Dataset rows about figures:
=======
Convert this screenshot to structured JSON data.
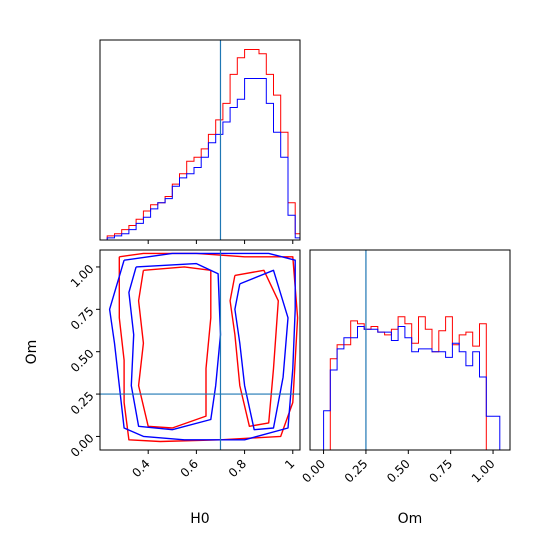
{
  "chart_data": [
    {
      "type": "histogram",
      "panel": "H0 marginal",
      "xlim": [
        0.2,
        1.03
      ],
      "x_ticks": [
        0.4,
        0.6,
        0.8,
        1.0
      ],
      "truth_x": 0.7,
      "bin_edges": [
        0.2,
        0.23,
        0.26,
        0.29,
        0.32,
        0.35,
        0.38,
        0.41,
        0.44,
        0.47,
        0.5,
        0.53,
        0.56,
        0.59,
        0.62,
        0.65,
        0.68,
        0.71,
        0.74,
        0.77,
        0.8,
        0.83,
        0.86,
        0.89,
        0.92,
        0.95,
        0.98,
        1.01,
        1.03
      ],
      "series": [
        {
          "color": "#ff0000",
          "counts": [
            0,
            2,
            3,
            5,
            7,
            10,
            14,
            17,
            18,
            21,
            27,
            32,
            38,
            40,
            44,
            51,
            58,
            66,
            80,
            88,
            92,
            92,
            90,
            80,
            70,
            52,
            18,
            3
          ]
        },
        {
          "color": "#0000ff",
          "counts": [
            0,
            1,
            2,
            3,
            5,
            8,
            11,
            15,
            18,
            20,
            26,
            30,
            32,
            35,
            40,
            47,
            51,
            57,
            64,
            68,
            78,
            78,
            78,
            66,
            52,
            40,
            12,
            1
          ]
        }
      ]
    },
    {
      "type": "contour",
      "panel": "H0 vs Om joint",
      "xlabel": "H0",
      "ylabel": "Om",
      "xlim": [
        0.2,
        1.03
      ],
      "ylim": [
        -0.08,
        1.1
      ],
      "x_ticks": [
        0.4,
        0.6,
        0.8,
        1.0
      ],
      "y_ticks": [
        0.0,
        0.25,
        0.5,
        0.75,
        1.0
      ],
      "truth": {
        "H0": 0.7,
        "Om": 0.25
      },
      "series": [
        {
          "color": "#ff0000",
          "contours": [
            [
              [
                0.28,
                1.06
              ],
              [
                0.38,
                1.08
              ],
              [
                0.6,
                1.08
              ],
              [
                0.8,
                1.06
              ],
              [
                1.0,
                1.06
              ],
              [
                1.02,
                0.7
              ],
              [
                1.0,
                0.2
              ],
              [
                0.95,
                0.0
              ],
              [
                0.7,
                -0.02
              ],
              [
                0.45,
                -0.03
              ],
              [
                0.32,
                -0.02
              ],
              [
                0.3,
                0.2
              ],
              [
                0.3,
                0.45
              ],
              [
                0.28,
                0.7
              ],
              [
                0.28,
                1.06
              ]
            ],
            [
              [
                0.38,
                0.98
              ],
              [
                0.55,
                1.0
              ],
              [
                0.66,
                0.98
              ],
              [
                0.66,
                0.7
              ],
              [
                0.64,
                0.4
              ],
              [
                0.64,
                0.12
              ],
              [
                0.5,
                0.05
              ],
              [
                0.4,
                0.06
              ],
              [
                0.36,
                0.3
              ],
              [
                0.38,
                0.55
              ],
              [
                0.36,
                0.8
              ],
              [
                0.38,
                0.98
              ]
            ],
            [
              [
                0.76,
                0.95
              ],
              [
                0.88,
                0.98
              ],
              [
                0.94,
                0.8
              ],
              [
                0.92,
                0.4
              ],
              [
                0.9,
                0.08
              ],
              [
                0.82,
                0.06
              ],
              [
                0.78,
                0.3
              ],
              [
                0.76,
                0.6
              ],
              [
                0.74,
                0.8
              ],
              [
                0.76,
                0.95
              ]
            ]
          ]
        },
        {
          "color": "#0000ff",
          "contours": [
            [
              [
                0.3,
                1.04
              ],
              [
                0.5,
                1.08
              ],
              [
                0.7,
                1.08
              ],
              [
                0.9,
                1.08
              ],
              [
                1.01,
                1.04
              ],
              [
                1.01,
                0.75
              ],
              [
                1.0,
                0.4
              ],
              [
                0.98,
                0.05
              ],
              [
                0.8,
                -0.02
              ],
              [
                0.55,
                -0.02
              ],
              [
                0.38,
                0.0
              ],
              [
                0.3,
                0.05
              ],
              [
                0.28,
                0.3
              ],
              [
                0.26,
                0.55
              ],
              [
                0.24,
                0.75
              ],
              [
                0.3,
                1.04
              ]
            ],
            [
              [
                0.35,
                1.0
              ],
              [
                0.6,
                1.02
              ],
              [
                0.69,
                0.96
              ],
              [
                0.7,
                0.6
              ],
              [
                0.68,
                0.3
              ],
              [
                0.66,
                0.1
              ],
              [
                0.5,
                0.04
              ],
              [
                0.36,
                0.06
              ],
              [
                0.33,
                0.3
              ],
              [
                0.34,
                0.6
              ],
              [
                0.32,
                0.85
              ],
              [
                0.35,
                1.0
              ]
            ],
            [
              [
                0.78,
                0.9
              ],
              [
                0.92,
                0.98
              ],
              [
                0.98,
                0.7
              ],
              [
                0.96,
                0.35
              ],
              [
                0.92,
                0.05
              ],
              [
                0.84,
                0.04
              ],
              [
                0.8,
                0.3
              ],
              [
                0.78,
                0.55
              ],
              [
                0.76,
                0.75
              ],
              [
                0.78,
                0.9
              ]
            ]
          ]
        }
      ]
    },
    {
      "type": "histogram",
      "panel": "Om marginal",
      "xlabel": "Om",
      "xlim": [
        -0.08,
        1.1
      ],
      "x_ticks": [
        0.0,
        0.25,
        0.5,
        0.75,
        1.0
      ],
      "x_tick_labels": [
        "0.00",
        "0.25",
        "0.50",
        "0.75",
        "1.00"
      ],
      "truth_x": 0.25,
      "bin_edges": [
        -0.04,
        0.0,
        0.04,
        0.08,
        0.12,
        0.16,
        0.2,
        0.24,
        0.28,
        0.32,
        0.36,
        0.4,
        0.44,
        0.48,
        0.52,
        0.56,
        0.6,
        0.64,
        0.68,
        0.72,
        0.76,
        0.8,
        0.84,
        0.88,
        0.92,
        0.96,
        1.0,
        1.04,
        1.08
      ],
      "series": [
        {
          "color": "#ff0000",
          "counts": [
            0,
            0,
            65,
            75,
            75,
            92,
            90,
            86,
            88,
            84,
            82,
            86,
            95,
            90,
            76,
            95,
            86,
            70,
            85,
            95,
            75,
            82,
            84,
            74,
            90,
            0,
            0,
            0
          ]
        },
        {
          "color": "#0000ff",
          "counts": [
            0,
            28,
            57,
            72,
            80,
            80,
            88,
            86,
            86,
            84,
            84,
            78,
            88,
            80,
            70,
            72,
            72,
            70,
            70,
            66,
            76,
            70,
            60,
            70,
            52,
            24,
            24,
            0
          ]
        }
      ]
    }
  ],
  "colors": {
    "truth_line": "#1f77b4",
    "frame": "#000000"
  }
}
=======
What the task requires
Write out every record above exactly as it stands, but leave out the pictures.

Task answer
Convert this screenshot to structured JSON data.
{
  "chart_data": [
    {
      "type": "histogram",
      "panel": "H0 marginal",
      "xlim": [
        0.2,
        1.03
      ],
      "x_ticks": [
        0.4,
        0.6,
        0.8,
        1.0
      ],
      "truth_x": 0.7,
      "bin_edges": [
        0.2,
        0.23,
        0.26,
        0.29,
        0.32,
        0.35,
        0.38,
        0.41,
        0.44,
        0.47,
        0.5,
        0.53,
        0.56,
        0.59,
        0.62,
        0.65,
        0.68,
        0.71,
        0.74,
        0.77,
        0.8,
        0.83,
        0.86,
        0.89,
        0.92,
        0.95,
        0.98,
        1.01,
        1.03
      ],
      "series": [
        {
          "color": "#ff0000",
          "counts": [
            0,
            2,
            3,
            5,
            7,
            10,
            14,
            17,
            18,
            21,
            27,
            32,
            38,
            40,
            44,
            51,
            58,
            66,
            80,
            88,
            92,
            92,
            90,
            80,
            70,
            52,
            18,
            3
          ]
        },
        {
          "color": "#0000ff",
          "counts": [
            0,
            1,
            2,
            3,
            5,
            8,
            11,
            15,
            18,
            20,
            26,
            30,
            32,
            35,
            40,
            47,
            51,
            57,
            64,
            68,
            78,
            78,
            78,
            66,
            52,
            40,
            12,
            1
          ]
        }
      ]
    },
    {
      "type": "contour",
      "panel": "H0 vs Om joint",
      "xlabel": "H0",
      "ylabel": "Om",
      "xlim": [
        0.2,
        1.03
      ],
      "ylim": [
        -0.08,
        1.1
      ],
      "x_ticks": [
        0.4,
        0.6,
        0.8,
        1.0
      ],
      "y_ticks": [
        0.0,
        0.25,
        0.5,
        0.75,
        1.0
      ],
      "truth": {
        "H0": 0.7,
        "Om": 0.25
      },
      "series": [
        {
          "color": "#ff0000",
          "contours": [
            [
              [
                0.28,
                1.06
              ],
              [
                0.38,
                1.08
              ],
              [
                0.6,
                1.08
              ],
              [
                0.8,
                1.06
              ],
              [
                1.0,
                1.06
              ],
              [
                1.02,
                0.7
              ],
              [
                1.0,
                0.2
              ],
              [
                0.95,
                0.0
              ],
              [
                0.7,
                -0.02
              ],
              [
                0.45,
                -0.03
              ],
              [
                0.32,
                -0.02
              ],
              [
                0.3,
                0.2
              ],
              [
                0.3,
                0.45
              ],
              [
                0.28,
                0.7
              ],
              [
                0.28,
                1.06
              ]
            ],
            [
              [
                0.38,
                0.98
              ],
              [
                0.55,
                1.0
              ],
              [
                0.66,
                0.98
              ],
              [
                0.66,
                0.7
              ],
              [
                0.64,
                0.4
              ],
              [
                0.64,
                0.12
              ],
              [
                0.5,
                0.05
              ],
              [
                0.4,
                0.06
              ],
              [
                0.36,
                0.3
              ],
              [
                0.38,
                0.55
              ],
              [
                0.36,
                0.8
              ],
              [
                0.38,
                0.98
              ]
            ],
            [
              [
                0.76,
                0.95
              ],
              [
                0.88,
                0.98
              ],
              [
                0.94,
                0.8
              ],
              [
                0.92,
                0.4
              ],
              [
                0.9,
                0.08
              ],
              [
                0.82,
                0.06
              ],
              [
                0.78,
                0.3
              ],
              [
                0.76,
                0.6
              ],
              [
                0.74,
                0.8
              ],
              [
                0.76,
                0.95
              ]
            ]
          ]
        },
        {
          "color": "#0000ff",
          "contours": [
            [
              [
                0.3,
                1.04
              ],
              [
                0.5,
                1.08
              ],
              [
                0.7,
                1.08
              ],
              [
                0.9,
                1.08
              ],
              [
                1.01,
                1.04
              ],
              [
                1.01,
                0.75
              ],
              [
                1.0,
                0.4
              ],
              [
                0.98,
                0.05
              ],
              [
                0.8,
                -0.02
              ],
              [
                0.55,
                -0.02
              ],
              [
                0.38,
                0.0
              ],
              [
                0.3,
                0.05
              ],
              [
                0.28,
                0.3
              ],
              [
                0.26,
                0.55
              ],
              [
                0.24,
                0.75
              ],
              [
                0.3,
                1.04
              ]
            ],
            [
              [
                0.35,
                1.0
              ],
              [
                0.6,
                1.02
              ],
              [
                0.69,
                0.96
              ],
              [
                0.7,
                0.6
              ],
              [
                0.68,
                0.3
              ],
              [
                0.66,
                0.1
              ],
              [
                0.5,
                0.04
              ],
              [
                0.36,
                0.06
              ],
              [
                0.33,
                0.3
              ],
              [
                0.34,
                0.6
              ],
              [
                0.32,
                0.85
              ],
              [
                0.35,
                1.0
              ]
            ],
            [
              [
                0.78,
                0.9
              ],
              [
                0.92,
                0.98
              ],
              [
                0.98,
                0.7
              ],
              [
                0.96,
                0.35
              ],
              [
                0.92,
                0.05
              ],
              [
                0.84,
                0.04
              ],
              [
                0.8,
                0.3
              ],
              [
                0.78,
                0.55
              ],
              [
                0.76,
                0.75
              ],
              [
                0.78,
                0.9
              ]
            ]
          ]
        }
      ]
    },
    {
      "type": "histogram",
      "panel": "Om marginal",
      "xlabel": "Om",
      "xlim": [
        -0.08,
        1.1
      ],
      "x_ticks": [
        0.0,
        0.25,
        0.5,
        0.75,
        1.0
      ],
      "x_tick_labels": [
        "0.00",
        "0.25",
        "0.50",
        "0.75",
        "1.00"
      ],
      "truth_x": 0.25,
      "bin_edges": [
        -0.04,
        0.0,
        0.04,
        0.08,
        0.12,
        0.16,
        0.2,
        0.24,
        0.28,
        0.32,
        0.36,
        0.4,
        0.44,
        0.48,
        0.52,
        0.56,
        0.6,
        0.64,
        0.68,
        0.72,
        0.76,
        0.8,
        0.84,
        0.88,
        0.92,
        0.96,
        1.0,
        1.04,
        1.08
      ],
      "series": [
        {
          "color": "#ff0000",
          "counts": [
            0,
            0,
            65,
            75,
            75,
            92,
            90,
            86,
            88,
            84,
            82,
            86,
            95,
            90,
            76,
            95,
            86,
            70,
            85,
            95,
            75,
            82,
            84,
            74,
            90,
            0,
            0,
            0
          ]
        },
        {
          "color": "#0000ff",
          "counts": [
            0,
            28,
            57,
            72,
            80,
            80,
            88,
            86,
            86,
            84,
            84,
            78,
            88,
            80,
            70,
            72,
            72,
            70,
            70,
            66,
            76,
            70,
            60,
            70,
            52,
            24,
            24,
            0
          ]
        }
      ]
    }
  ],
  "colors": {
    "truth_line": "#1f77b4",
    "frame": "#000000"
  }
}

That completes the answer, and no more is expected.